Exercise instructions
Reproduce all of the listing below without alteration.

Data entries
----------
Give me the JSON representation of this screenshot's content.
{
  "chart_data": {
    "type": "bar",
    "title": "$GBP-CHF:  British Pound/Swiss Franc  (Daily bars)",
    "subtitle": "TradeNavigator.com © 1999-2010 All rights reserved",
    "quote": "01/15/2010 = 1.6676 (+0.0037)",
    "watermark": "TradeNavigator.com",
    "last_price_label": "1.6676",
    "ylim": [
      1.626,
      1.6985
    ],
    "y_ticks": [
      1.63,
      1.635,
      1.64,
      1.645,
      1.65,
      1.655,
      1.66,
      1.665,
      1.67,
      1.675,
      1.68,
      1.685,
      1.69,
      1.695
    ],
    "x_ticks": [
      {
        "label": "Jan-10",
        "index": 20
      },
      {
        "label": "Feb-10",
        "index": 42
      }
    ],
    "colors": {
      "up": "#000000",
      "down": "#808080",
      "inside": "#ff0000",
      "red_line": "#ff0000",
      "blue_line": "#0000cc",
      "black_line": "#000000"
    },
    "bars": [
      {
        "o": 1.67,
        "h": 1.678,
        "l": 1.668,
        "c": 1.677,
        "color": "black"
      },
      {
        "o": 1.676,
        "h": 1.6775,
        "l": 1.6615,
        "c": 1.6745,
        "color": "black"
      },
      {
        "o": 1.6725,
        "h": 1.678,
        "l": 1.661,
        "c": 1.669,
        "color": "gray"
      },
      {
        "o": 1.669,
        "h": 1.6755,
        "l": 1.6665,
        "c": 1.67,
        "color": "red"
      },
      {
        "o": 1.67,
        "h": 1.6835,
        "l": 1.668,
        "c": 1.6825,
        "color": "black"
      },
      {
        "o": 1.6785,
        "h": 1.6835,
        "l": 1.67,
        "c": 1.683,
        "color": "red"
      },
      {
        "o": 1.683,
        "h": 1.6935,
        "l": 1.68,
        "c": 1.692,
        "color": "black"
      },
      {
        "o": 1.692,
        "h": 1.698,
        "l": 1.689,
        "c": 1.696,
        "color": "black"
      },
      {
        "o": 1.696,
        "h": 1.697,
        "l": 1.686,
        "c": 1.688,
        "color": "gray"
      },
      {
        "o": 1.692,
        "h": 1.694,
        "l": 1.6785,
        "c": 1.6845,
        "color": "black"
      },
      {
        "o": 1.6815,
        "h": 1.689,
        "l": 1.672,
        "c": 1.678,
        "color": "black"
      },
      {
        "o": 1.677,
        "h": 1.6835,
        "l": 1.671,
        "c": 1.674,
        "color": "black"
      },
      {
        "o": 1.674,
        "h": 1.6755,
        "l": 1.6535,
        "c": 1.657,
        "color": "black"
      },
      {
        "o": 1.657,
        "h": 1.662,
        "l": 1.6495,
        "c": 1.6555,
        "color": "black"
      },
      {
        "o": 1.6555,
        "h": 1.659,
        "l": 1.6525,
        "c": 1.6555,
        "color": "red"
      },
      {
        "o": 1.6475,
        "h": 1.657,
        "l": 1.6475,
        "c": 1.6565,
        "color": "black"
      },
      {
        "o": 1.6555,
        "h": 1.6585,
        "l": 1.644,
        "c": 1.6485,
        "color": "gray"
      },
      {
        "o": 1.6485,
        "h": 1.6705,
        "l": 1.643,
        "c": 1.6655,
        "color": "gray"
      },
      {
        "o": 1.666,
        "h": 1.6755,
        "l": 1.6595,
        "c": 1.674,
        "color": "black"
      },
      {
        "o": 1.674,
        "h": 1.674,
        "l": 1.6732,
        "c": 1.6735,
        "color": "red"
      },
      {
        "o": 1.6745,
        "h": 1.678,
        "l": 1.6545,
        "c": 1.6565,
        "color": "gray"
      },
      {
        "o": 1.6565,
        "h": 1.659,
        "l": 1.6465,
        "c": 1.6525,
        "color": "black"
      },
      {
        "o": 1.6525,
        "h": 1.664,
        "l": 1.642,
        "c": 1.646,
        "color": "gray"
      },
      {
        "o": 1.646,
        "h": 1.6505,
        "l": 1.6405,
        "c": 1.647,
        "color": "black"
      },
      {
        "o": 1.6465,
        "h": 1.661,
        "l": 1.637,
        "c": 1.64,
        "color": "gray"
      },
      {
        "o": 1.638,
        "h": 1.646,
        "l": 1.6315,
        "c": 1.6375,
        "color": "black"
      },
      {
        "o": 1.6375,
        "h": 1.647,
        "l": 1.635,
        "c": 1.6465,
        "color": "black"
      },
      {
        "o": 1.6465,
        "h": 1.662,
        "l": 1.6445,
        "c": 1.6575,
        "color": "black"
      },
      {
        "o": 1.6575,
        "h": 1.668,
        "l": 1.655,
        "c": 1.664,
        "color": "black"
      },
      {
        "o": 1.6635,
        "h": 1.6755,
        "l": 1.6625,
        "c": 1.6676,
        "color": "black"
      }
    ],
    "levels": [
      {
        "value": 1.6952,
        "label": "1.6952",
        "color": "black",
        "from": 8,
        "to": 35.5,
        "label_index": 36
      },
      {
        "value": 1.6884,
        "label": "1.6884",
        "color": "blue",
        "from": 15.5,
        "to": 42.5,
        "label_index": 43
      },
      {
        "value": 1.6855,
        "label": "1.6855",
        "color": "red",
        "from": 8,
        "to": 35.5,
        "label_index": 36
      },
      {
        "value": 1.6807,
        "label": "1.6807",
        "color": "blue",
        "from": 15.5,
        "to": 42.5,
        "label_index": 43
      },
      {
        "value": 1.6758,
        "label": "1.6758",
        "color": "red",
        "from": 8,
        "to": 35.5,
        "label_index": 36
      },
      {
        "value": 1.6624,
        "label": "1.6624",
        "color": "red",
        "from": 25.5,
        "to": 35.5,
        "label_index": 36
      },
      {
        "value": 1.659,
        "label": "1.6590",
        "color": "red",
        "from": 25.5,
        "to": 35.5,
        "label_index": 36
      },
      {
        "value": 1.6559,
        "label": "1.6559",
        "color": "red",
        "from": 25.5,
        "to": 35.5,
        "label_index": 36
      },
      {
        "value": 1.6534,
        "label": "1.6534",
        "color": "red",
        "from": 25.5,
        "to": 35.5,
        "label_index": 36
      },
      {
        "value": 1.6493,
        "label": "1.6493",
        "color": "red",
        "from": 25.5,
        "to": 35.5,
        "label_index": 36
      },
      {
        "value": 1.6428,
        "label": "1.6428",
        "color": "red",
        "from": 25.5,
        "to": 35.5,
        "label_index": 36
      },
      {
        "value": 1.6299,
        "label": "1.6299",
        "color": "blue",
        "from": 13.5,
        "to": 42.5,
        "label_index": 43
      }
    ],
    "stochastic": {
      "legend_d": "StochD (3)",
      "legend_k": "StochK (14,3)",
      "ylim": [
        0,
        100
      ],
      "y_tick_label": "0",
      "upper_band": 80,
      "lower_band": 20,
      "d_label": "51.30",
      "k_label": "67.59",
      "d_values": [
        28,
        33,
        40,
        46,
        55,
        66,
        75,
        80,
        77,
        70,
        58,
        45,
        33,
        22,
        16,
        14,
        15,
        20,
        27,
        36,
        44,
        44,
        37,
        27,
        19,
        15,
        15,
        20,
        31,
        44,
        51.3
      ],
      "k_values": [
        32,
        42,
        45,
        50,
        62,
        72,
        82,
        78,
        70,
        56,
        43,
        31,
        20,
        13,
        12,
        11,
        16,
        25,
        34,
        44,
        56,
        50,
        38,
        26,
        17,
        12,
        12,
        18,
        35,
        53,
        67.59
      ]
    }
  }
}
----------
Response to the exercise
Give me the JSON representation of this screenshot's content.
{
  "chart_data": {
    "type": "bar",
    "title": "$GBP-CHF:  British Pound/Swiss Franc  (Daily bars)",
    "subtitle": "TradeNavigator.com © 1999-2010 All rights reserved",
    "quote": "01/15/2010 = 1.6676 (+0.0037)",
    "watermark": "TradeNavigator.com",
    "last_price_label": "1.6676",
    "ylim": [
      1.626,
      1.6985
    ],
    "y_ticks": [
      1.63,
      1.635,
      1.64,
      1.645,
      1.65,
      1.655,
      1.66,
      1.665,
      1.67,
      1.675,
      1.68,
      1.685,
      1.69,
      1.695
    ],
    "x_ticks": [
      {
        "label": "Jan-10",
        "index": 20
      },
      {
        "label": "Feb-10",
        "index": 42
      }
    ],
    "colors": {
      "up": "#000000",
      "down": "#808080",
      "inside": "#ff0000",
      "red_line": "#ff0000",
      "blue_line": "#0000cc",
      "black_line": "#000000"
    },
    "bars": [
      {
        "o": 1.67,
        "h": 1.678,
        "l": 1.668,
        "c": 1.677,
        "color": "black"
      },
      {
        "o": 1.676,
        "h": 1.6775,
        "l": 1.6615,
        "c": 1.6745,
        "color": "black"
      },
      {
        "o": 1.6725,
        "h": 1.678,
        "l": 1.661,
        "c": 1.669,
        "color": "gray"
      },
      {
        "o": 1.669,
        "h": 1.6755,
        "l": 1.6665,
        "c": 1.67,
        "color": "red"
      },
      {
        "o": 1.67,
        "h": 1.6835,
        "l": 1.668,
        "c": 1.6825,
        "color": "black"
      },
      {
        "o": 1.6785,
        "h": 1.6835,
        "l": 1.67,
        "c": 1.683,
        "color": "red"
      },
      {
        "o": 1.683,
        "h": 1.6935,
        "l": 1.68,
        "c": 1.692,
        "color": "black"
      },
      {
        "o": 1.692,
        "h": 1.698,
        "l": 1.689,
        "c": 1.696,
        "color": "black"
      },
      {
        "o": 1.696,
        "h": 1.697,
        "l": 1.686,
        "c": 1.688,
        "color": "gray"
      },
      {
        "o": 1.692,
        "h": 1.694,
        "l": 1.6785,
        "c": 1.6845,
        "color": "black"
      },
      {
        "o": 1.6815,
        "h": 1.689,
        "l": 1.672,
        "c": 1.678,
        "color": "black"
      },
      {
        "o": 1.677,
        "h": 1.6835,
        "l": 1.671,
        "c": 1.674,
        "color": "black"
      },
      {
        "o": 1.674,
        "h": 1.6755,
        "l": 1.6535,
        "c": 1.657,
        "color": "black"
      },
      {
        "o": 1.657,
        "h": 1.662,
        "l": 1.6495,
        "c": 1.6555,
        "color": "black"
      },
      {
        "o": 1.6555,
        "h": 1.659,
        "l": 1.6525,
        "c": 1.6555,
        "color": "red"
      },
      {
        "o": 1.6475,
        "h": 1.657,
        "l": 1.6475,
        "c": 1.6565,
        "color": "black"
      },
      {
        "o": 1.6555,
        "h": 1.6585,
        "l": 1.644,
        "c": 1.6485,
        "color": "gray"
      },
      {
        "o": 1.6485,
        "h": 1.6705,
        "l": 1.643,
        "c": 1.6655,
        "color": "gray"
      },
      {
        "o": 1.666,
        "h": 1.6755,
        "l": 1.6595,
        "c": 1.674,
        "color": "black"
      },
      {
        "o": 1.674,
        "h": 1.674,
        "l": 1.6732,
        "c": 1.6735,
        "color": "red"
      },
      {
        "o": 1.6745,
        "h": 1.678,
        "l": 1.6545,
        "c": 1.6565,
        "color": "gray"
      },
      {
        "o": 1.6565,
        "h": 1.659,
        "l": 1.6465,
        "c": 1.6525,
        "color": "black"
      },
      {
        "o": 1.6525,
        "h": 1.664,
        "l": 1.642,
        "c": 1.646,
        "color": "gray"
      },
      {
        "o": 1.646,
        "h": 1.6505,
        "l": 1.6405,
        "c": 1.647,
        "color": "black"
      },
      {
        "o": 1.6465,
        "h": 1.661,
        "l": 1.637,
        "c": 1.64,
        "color": "gray"
      },
      {
        "o": 1.638,
        "h": 1.646,
        "l": 1.6315,
        "c": 1.6375,
        "color": "black"
      },
      {
        "o": 1.6375,
        "h": 1.647,
        "l": 1.635,
        "c": 1.6465,
        "color": "black"
      },
      {
        "o": 1.6465,
        "h": 1.662,
        "l": 1.6445,
        "c": 1.6575,
        "color": "black"
      },
      {
        "o": 1.6575,
        "h": 1.668,
        "l": 1.655,
        "c": 1.664,
        "color": "black"
      },
      {
        "o": 1.6635,
        "h": 1.6755,
        "l": 1.6625,
        "c": 1.6676,
        "color": "black"
      }
    ],
    "levels": [
      {
        "value": 1.6952,
        "label": "1.6952",
        "color": "black",
        "from": 8,
        "to": 35.5,
        "label_index": 36
      },
      {
        "value": 1.6884,
        "label": "1.6884",
        "color": "blue",
        "from": 15.5,
        "to": 42.5,
        "label_index": 43
      },
      {
        "value": 1.6855,
        "label": "1.6855",
        "color": "red",
        "from": 8,
        "to": 35.5,
        "label_index": 36
      },
      {
        "value": 1.6807,
        "label": "1.6807",
        "color": "blue",
        "from": 15.5,
        "to": 42.5,
        "label_index": 43
      },
      {
        "value": 1.6758,
        "label": "1.6758",
        "color": "red",
        "from": 8,
        "to": 35.5,
        "label_index": 36
      },
      {
        "value": 1.6624,
        "label": "1.6624",
        "color": "red",
        "from": 25.5,
        "to": 35.5,
        "label_index": 36
      },
      {
        "value": 1.659,
        "label": "1.6590",
        "color": "red",
        "from": 25.5,
        "to": 35.5,
        "label_index": 36
      },
      {
        "value": 1.6559,
        "label": "1.6559",
        "color": "red",
        "from": 25.5,
        "to": 35.5,
        "label_index": 36
      },
      {
        "value": 1.6534,
        "label": "1.6534",
        "color": "red",
        "from": 25.5,
        "to": 35.5,
        "label_index": 36
      },
      {
        "value": 1.6493,
        "label": "1.6493",
        "color": "red",
        "from": 25.5,
        "to": 35.5,
        "label_index": 36
      },
      {
        "value": 1.6428,
        "label": "1.6428",
        "color": "red",
        "from": 25.5,
        "to": 35.5,
        "label_index": 36
      },
      {
        "value": 1.6299,
        "label": "1.6299",
        "color": "blue",
        "from": 13.5,
        "to": 42.5,
        "label_index": 43
      }
    ],
    "stochastic": {
      "legend_d": "StochD (3)",
      "legend_k": "StochK (14,3)",
      "ylim": [
        0,
        100
      ],
      "y_tick_label": "0",
      "upper_band": 80,
      "lower_band": 20,
      "d_label": "51.30",
      "k_label": "67.59",
      "d_values": [
        28,
        33,
        40,
        46,
        55,
        66,
        75,
        80,
        77,
        70,
        58,
        45,
        33,
        22,
        16,
        14,
        15,
        20,
        27,
        36,
        44,
        44,
        37,
        27,
        19,
        15,
        15,
        20,
        31,
        44,
        51.3
      ],
      "k_values": [
        32,
        42,
        45,
        50,
        62,
        72,
        82,
        78,
        70,
        56,
        43,
        31,
        20,
        13,
        12,
        11,
        16,
        25,
        34,
        44,
        56,
        50,
        38,
        26,
        17,
        12,
        12,
        18,
        35,
        53,
        67.59
      ]
    }
  }
}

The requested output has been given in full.